Exercise details:
Skip the pictures. Repeat everything else in the records word for word.

Records for the task:

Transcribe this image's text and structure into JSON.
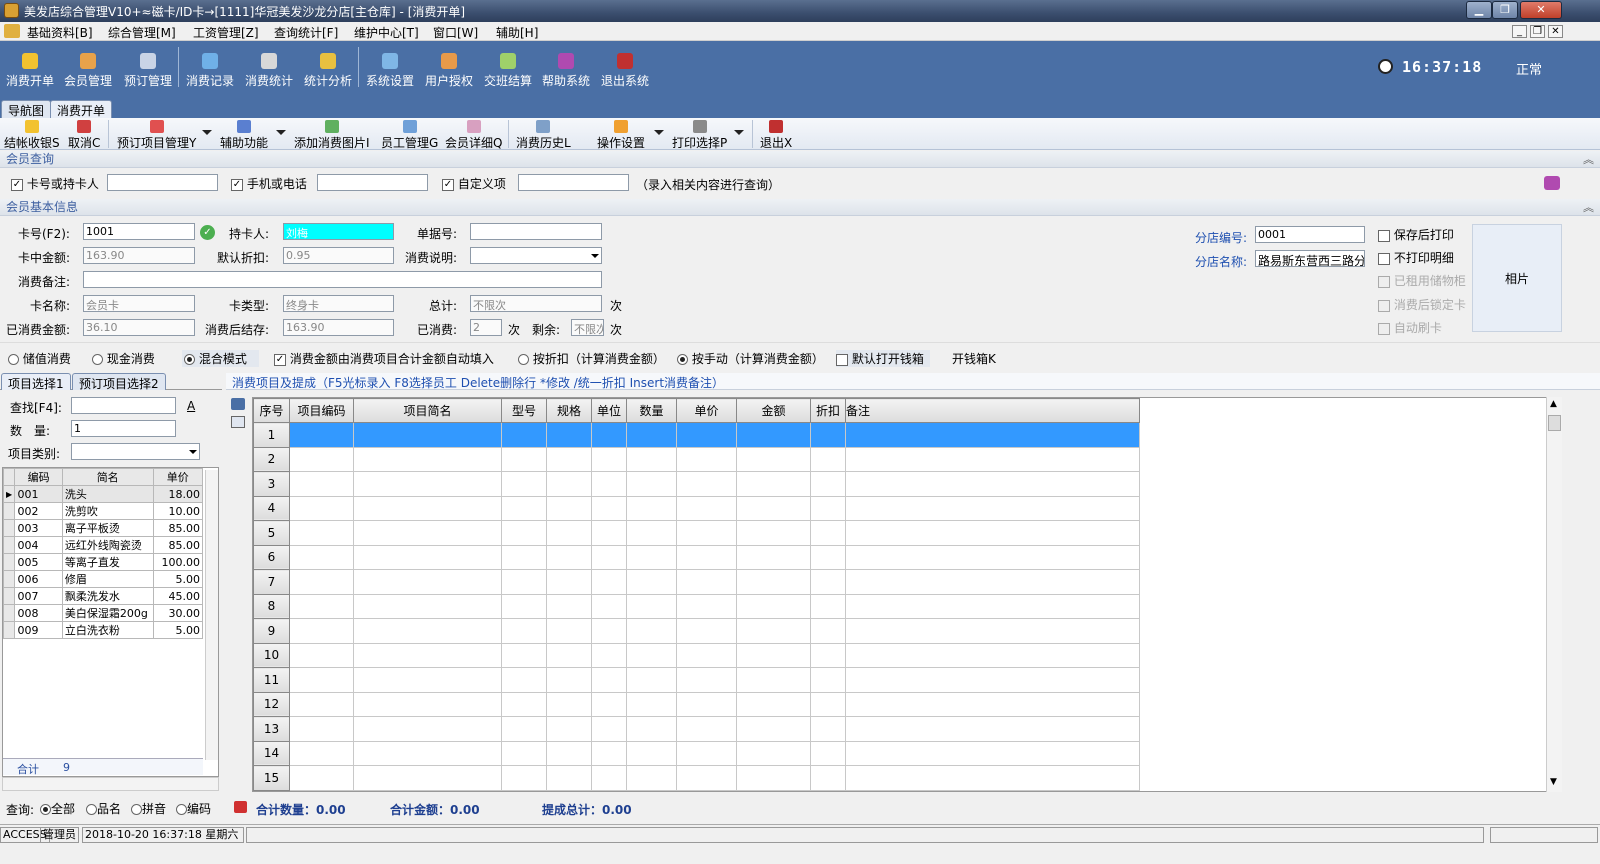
{
  "window": {
    "title": "美发店综合管理V10+≈磁卡/ID卡→[1111]华冠美发沙龙分店[主仓库] - [消费开单]"
  },
  "menu": [
    "基础资料[B]",
    "综合管理[M]",
    "工资管理[Z]",
    "查询统计[F]",
    "维护中心[T]",
    "窗口[W]",
    "辅助[H]"
  ],
  "main_toolbar": [
    "消费开单",
    "会员管理",
    "预订管理",
    "消费记录",
    "消费统计",
    "统计分析",
    "系统设置",
    "用户授权",
    "交班结算",
    "帮助系统",
    "退出系统"
  ],
  "clock": "16:37:18",
  "status_mode": "正常",
  "tabs": [
    "导航图",
    "消费开单"
  ],
  "sub_toolbar": [
    "结帐收银S",
    "取消C",
    "预订项目管理Y",
    "辅助功能",
    "添加消费图片I",
    "员工管理G",
    "会员详细Q",
    "消费历史L",
    "操作设置",
    "打印选择P",
    "退出X"
  ],
  "member_query": {
    "header": "会员查询",
    "card_label": "卡号或持卡人",
    "phone_label": "手机或电话",
    "custom_label": "自定义项",
    "hint": "（录入相关内容进行查询）"
  },
  "member_info": {
    "header": "会员基本信息",
    "card_no_label": "卡号(F2):",
    "card_no": "1001",
    "holder_label": "持卡人:",
    "holder": "刘梅",
    "bill_label": "单据号:",
    "bill": "",
    "balance_label": "卡中金额:",
    "balance": "163.90",
    "discount_label": "默认折扣:",
    "discount": "0.95",
    "desc_label": "消费说明:",
    "desc": "",
    "remark_label": "消费备注:",
    "remark": "",
    "card_name_label": "卡名称:",
    "card_name": "会员卡",
    "card_type_label": "卡类型:",
    "card_type": "终身卡",
    "total_label": "总计:",
    "total": "不限次",
    "unit_times": "次",
    "spent_label": "已消费金额:",
    "spent": "36.10",
    "after_balance_label": "消费后结存:",
    "after_balance": "163.90",
    "used_label": "已消费:",
    "used": "2",
    "remain_label": "剩余:",
    "remain": "不限次",
    "branch_no_label": "分店编号:",
    "branch_no": "0001",
    "branch_name_label": "分店名称:",
    "branch_name": "路易斯东营西三路分",
    "opt_save_print": "保存后打印",
    "opt_no_detail": "不打印明细",
    "opt_used_cabinet": "已租用储物柜",
    "opt_lock_card": "消费后锁定卡",
    "opt_auto_swipe": "自动刷卡",
    "photo_label": "相片"
  },
  "modes": {
    "stored": "储值消费",
    "cash": "现金消费",
    "mixed": "混合模式",
    "auto_fill": "消费金额由消费项目合计金额自动填入",
    "by_discount": "按折扣（计算消费金额）",
    "by_manual": "按手动（计算消费金额）",
    "open_drawer": "默认打开钱箱",
    "drawer_btn": "开钱箱K"
  },
  "left_tabs": [
    "项目选择1",
    "预订项目选择2"
  ],
  "left_form": {
    "find_label": "查找[F4]:",
    "find": "",
    "find_btn": "A",
    "qty_label": "数　量:",
    "qty": "1",
    "cat_label": "项目类别:"
  },
  "item_headers": [
    "编码",
    "简名",
    "单价"
  ],
  "items": [
    [
      "001",
      "洗头",
      "18.00"
    ],
    [
      "002",
      "洗剪吹",
      "10.00"
    ],
    [
      "003",
      "离子平板烫",
      "85.00"
    ],
    [
      "004",
      "远红外线陶瓷烫",
      "85.00"
    ],
    [
      "005",
      "等离子直发",
      "100.00"
    ],
    [
      "006",
      "修眉",
      "5.00"
    ],
    [
      "007",
      "飘柔洗发水",
      "45.00"
    ],
    [
      "008",
      "美白保湿霜200g",
      "30.00"
    ],
    [
      "009",
      "立白洗衣粉",
      "5.00"
    ]
  ],
  "item_total_label": "合计",
  "item_total": "9",
  "query_mode": {
    "label": "查询:",
    "all": "全部",
    "name": "品名",
    "pinyin": "拼音",
    "code": "编码"
  },
  "consume_caption": "消费项目及提成（F5光标录入 F8选择员工 Delete删除行 *修改 /统一折扣 Insert消费备注）",
  "grid_headers": [
    "序号",
    "项目编码",
    "项目简名",
    "型号",
    "规格",
    "单位",
    "数量",
    "单价",
    "金额",
    "折扣",
    "备注"
  ],
  "grid_rows": [
    "1",
    "2",
    "3",
    "4",
    "5",
    "6",
    "7",
    "8",
    "9",
    "10",
    "11",
    "12",
    "13",
    "14",
    "15"
  ],
  "summary": {
    "qty": "合计数量：0.00",
    "amount": "合计金额：0.00",
    "commission": "提成总计：0.00"
  },
  "statusbar": {
    "db": "ACCESS",
    "user": "管理员",
    "datetime": "2018-10-20 16:37:18 星期六"
  },
  "colors": {
    "toolbar": "#4a6fa5",
    "highlight": "#3399ff",
    "section_text": "#3d5fa0"
  }
}
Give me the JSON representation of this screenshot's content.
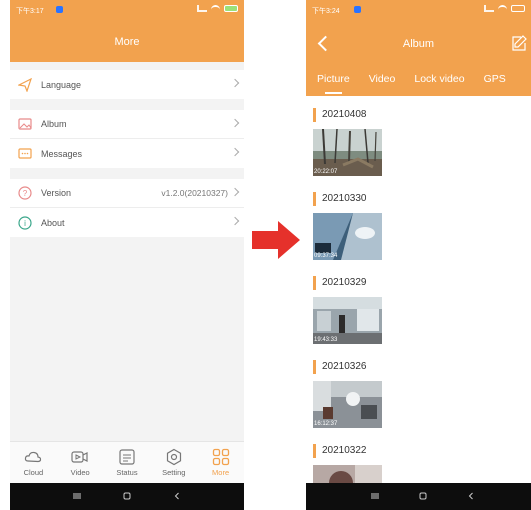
{
  "left_screen": {
    "status": {
      "time": "下午3:17"
    },
    "header": {
      "title": "More"
    },
    "menu": [
      {
        "label": "Language",
        "icon": "paper-plane-icon"
      },
      {
        "label": "Album",
        "icon": "image-icon"
      },
      {
        "label": "Messages",
        "icon": "message-icon"
      },
      {
        "label": "Version",
        "icon": "question-icon",
        "value": "v1.2.0(20210327)"
      },
      {
        "label": "About",
        "icon": "info-icon"
      }
    ],
    "tabs": [
      {
        "label": "Cloud",
        "icon": "cloud-icon"
      },
      {
        "label": "Video",
        "icon": "video-icon"
      },
      {
        "label": "Status",
        "icon": "status-icon"
      },
      {
        "label": "Setting",
        "icon": "gear-icon"
      },
      {
        "label": "More",
        "icon": "grid-icon",
        "active": true
      }
    ]
  },
  "right_screen": {
    "status": {
      "time": "下午3:24"
    },
    "header": {
      "title": "Album"
    },
    "tabs": [
      "Picture",
      "Video",
      "Lock video",
      "GPS"
    ],
    "groups": [
      {
        "date": "20210408",
        "timestamp": "20:22:07"
      },
      {
        "date": "20210330",
        "timestamp": "09:37:34"
      },
      {
        "date": "20210329",
        "timestamp": "19:43:33"
      },
      {
        "date": "20210326",
        "timestamp": "16:12:37"
      },
      {
        "date": "20210322",
        "timestamp": ""
      }
    ]
  },
  "colors": {
    "accent": "#f2a24e",
    "arrow": "#e5312b",
    "nav_bar": "#0d0d0d"
  }
}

Finished exercise:
Transcribe this image's text and structure into JSON.
{
  "window": {
    "title": "美发店综合管理V10+≈磁卡/ID卡→[1111]华冠美发沙龙分店[主仓库] - [消费开单]"
  },
  "menu": [
    "基础资料[B]",
    "综合管理[M]",
    "工资管理[Z]",
    "查询统计[F]",
    "维护中心[T]",
    "窗口[W]",
    "辅助[H]"
  ],
  "main_toolbar": [
    "消费开单",
    "会员管理",
    "预订管理",
    "消费记录",
    "消费统计",
    "统计分析",
    "系统设置",
    "用户授权",
    "交班结算",
    "帮助系统",
    "退出系统"
  ],
  "clock": "16:37:18",
  "status_mode": "正常",
  "tabs": [
    "导航图",
    "消费开单"
  ],
  "sub_toolbar": [
    "结帐收银S",
    "取消C",
    "预订项目管理Y",
    "辅助功能",
    "添加消费图片I",
    "员工管理G",
    "会员详细Q",
    "消费历史L",
    "操作设置",
    "打印选择P",
    "退出X"
  ],
  "member_query": {
    "header": "会员查询",
    "card_label": "卡号或持卡人",
    "phone_label": "手机或电话",
    "custom_label": "自定义项",
    "hint": "（录入相关内容进行查询）"
  },
  "member_info": {
    "header": "会员基本信息",
    "card_no_label": "卡号(F2):",
    "card_no": "1001",
    "holder_label": "持卡人:",
    "holder": "刘梅",
    "bill_label": "单据号:",
    "bill": "",
    "balance_label": "卡中金额:",
    "balance": "163.90",
    "discount_label": "默认折扣:",
    "discount": "0.95",
    "desc_label": "消费说明:",
    "desc": "",
    "remark_label": "消费备注:",
    "remark": "",
    "card_name_label": "卡名称:",
    "card_name": "会员卡",
    "card_type_label": "卡类型:",
    "card_type": "终身卡",
    "total_label": "总计:",
    "total": "不限次",
    "unit_times": "次",
    "spent_label": "已消费金额:",
    "spent": "36.10",
    "after_balance_label": "消费后结存:",
    "after_balance": "163.90",
    "used_label": "已消费:",
    "used": "2",
    "remain_label": "剩余:",
    "remain": "不限次",
    "branch_no_label": "分店编号:",
    "branch_no": "0001",
    "branch_name_label": "分店名称:",
    "branch_name": "路易斯东营西三路分",
    "opt_save_print": "保存后打印",
    "opt_no_detail": "不打印明细",
    "opt_used_cabinet": "已租用储物柜",
    "opt_lock_card": "消费后锁定卡",
    "opt_auto_swipe": "自动刷卡",
    "photo_label": "相片"
  },
  "modes": {
    "stored": "储值消费",
    "cash": "现金消费",
    "mixed": "混合模式",
    "auto_fill": "消费金额由消费项目合计金额自动填入",
    "by_discount": "按折扣（计算消费金额）",
    "by_manual": "按手动（计算消费金额）",
    "open_drawer": "默认打开钱箱",
    "drawer_btn": "开钱箱K"
  },
  "left_tabs": [
    "项目选择1",
    "预订项目选择2"
  ],
  "left_form": {
    "find_label": "查找[F4]:",
    "find": "",
    "find_btn": "A",
    "qty_label": "数　量:",
    "qty": "1",
    "cat_label": "项目类别:"
  },
  "item_headers": [
    "编码",
    "简名",
    "单价"
  ],
  "items": [
    [
      "001",
      "洗头",
      "18.00"
    ],
    [
      "002",
      "洗剪吹",
      "10.00"
    ],
    [
      "003",
      "离子平板烫",
      "85.00"
    ],
    [
      "004",
      "远红外线陶瓷烫",
      "85.00"
    ],
    [
      "005",
      "等离子直发",
      "100.00"
    ],
    [
      "006",
      "修眉",
      "5.00"
    ],
    [
      "007",
      "飘柔洗发水",
      "45.00"
    ],
    [
      "008",
      "美白保湿霜200g",
      "30.00"
    ],
    [
      "009",
      "立白洗衣粉",
      "5.00"
    ]
  ],
  "item_total_label": "合计",
  "item_total": "9",
  "query_mode": {
    "label": "查询:",
    "all": "全部",
    "name": "品名",
    "pinyin": "拼音",
    "code": "编码"
  },
  "consume_caption": "消费项目及提成（F5光标录入 F8选择员工 Delete删除行 *修改 /统一折扣 Insert消费备注）",
  "grid_headers": [
    "序号",
    "项目编码",
    "项目简名",
    "型号",
    "规格",
    "单位",
    "数量",
    "单价",
    "金额",
    "折扣",
    "备注"
  ],
  "grid_rows": [
    "1",
    "2",
    "3",
    "4",
    "5",
    "6",
    "7",
    "8",
    "9",
    "10",
    "11",
    "12",
    "13",
    "14",
    "15"
  ],
  "summary": {
    "qty": "合计数量：0.00",
    "amount": "合计金额：0.00",
    "commission": "提成总计：0.00"
  },
  "statusbar": {
    "db": "ACCESS",
    "user": "管理员",
    "datetime": "2018-10-20 16:37:18 星期六"
  },
  "colors": {
    "toolbar": "#4a6fa5",
    "highlight": "#3399ff",
    "section_text": "#3d5fa0"
  }
}
Give me the JSON representation of this screenshot's content.
{
  "left_screen": {
    "status": {
      "time": "下午3:17"
    },
    "header": {
      "title": "More"
    },
    "menu": [
      {
        "label": "Language",
        "icon": "paper-plane-icon"
      },
      {
        "label": "Album",
        "icon": "image-icon"
      },
      {
        "label": "Messages",
        "icon": "message-icon"
      },
      {
        "label": "Version",
        "icon": "question-icon",
        "value": "v1.2.0(20210327)"
      },
      {
        "label": "About",
        "icon": "info-icon"
      }
    ],
    "tabs": [
      {
        "label": "Cloud",
        "icon": "cloud-icon"
      },
      {
        "label": "Video",
        "icon": "video-icon"
      },
      {
        "label": "Status",
        "icon": "status-icon"
      },
      {
        "label": "Setting",
        "icon": "gear-icon"
      },
      {
        "label": "More",
        "icon": "grid-icon",
        "active": true
      }
    ]
  },
  "right_screen": {
    "status": {
      "time": "下午3:24"
    },
    "header": {
      "title": "Album"
    },
    "tabs": [
      "Picture",
      "Video",
      "Lock video",
      "GPS"
    ],
    "groups": [
      {
        "date": "20210408",
        "timestamp": "20:22:07"
      },
      {
        "date": "20210330",
        "timestamp": "09:37:34"
      },
      {
        "date": "20210329",
        "timestamp": "19:43:33"
      },
      {
        "date": "20210326",
        "timestamp": "16:12:37"
      },
      {
        "date": "20210322",
        "timestamp": ""
      }
    ]
  },
  "colors": {
    "accent": "#f2a24e",
    "arrow": "#e5312b",
    "nav_bar": "#0d0d0d"
  }
}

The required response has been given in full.